[Entries from a dataset]
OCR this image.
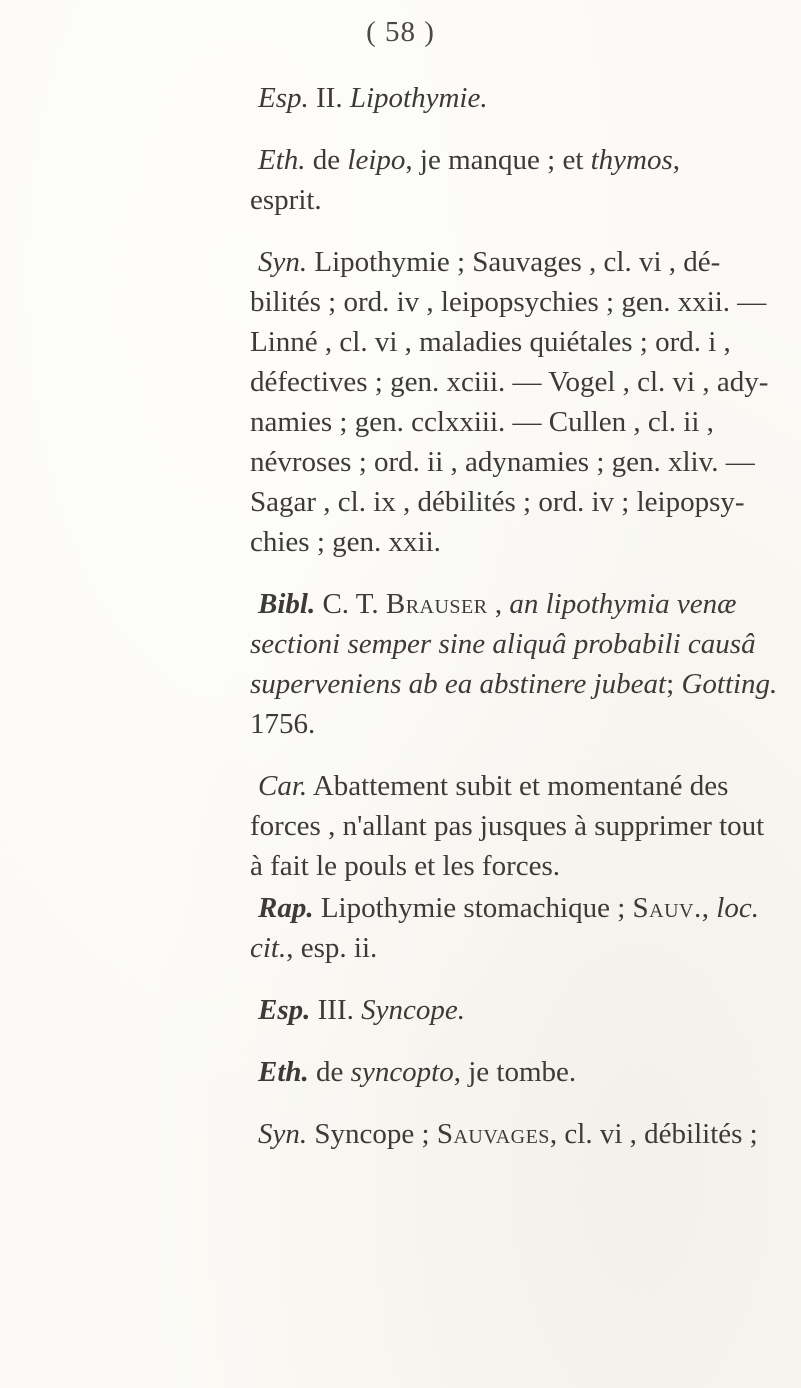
( 58 )
Esp. II. Lipothymie.
Eth. de leipo, je manque ; et thymos,
esprit.
Syn. Lipothymie ; Sauvages , cl. vi , dé-
bilités ; ord. iv , leipopsychies ; gen. xxii. —
Linné , cl. vi , maladies quiétales ; ord. i ,
défectives ; gen. xciii. — Vogel , cl. vi , ady-
namies ; gen. cclxxiii. — Cullen , cl. ii ,
névroses ; ord. ii , adynamies ; gen. xliv. —
Sagar , cl. ix , débilités ; ord. iv ; leipopsy-
chies ; gen. xxii.
Bibl. C. T. Brauser , an lipothymia venæ
sectioni semper sine aliquâ probabili causâ
superveniens ab ea abstinere jubeat; Gotting.
1756.
Car. Abattement subit et momentané des
forces , n'allant pas jusques à supprimer tout
à fait le pouls et les forces.
Rap. Lipothymie stomachique ; Sauv., loc.
cit., esp. ii.
Esp. III. Syncope.
Eth. de syncopto, je tombe.
Syn. Syncope ; Sauvages, cl. vi , débilités ;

§ Goal:
From the entries, report each line that includes the word "forces".

§ Solution for this exercise:
forces , n'allant pas jusques à supprimer tout
à fait le pouls et les forces.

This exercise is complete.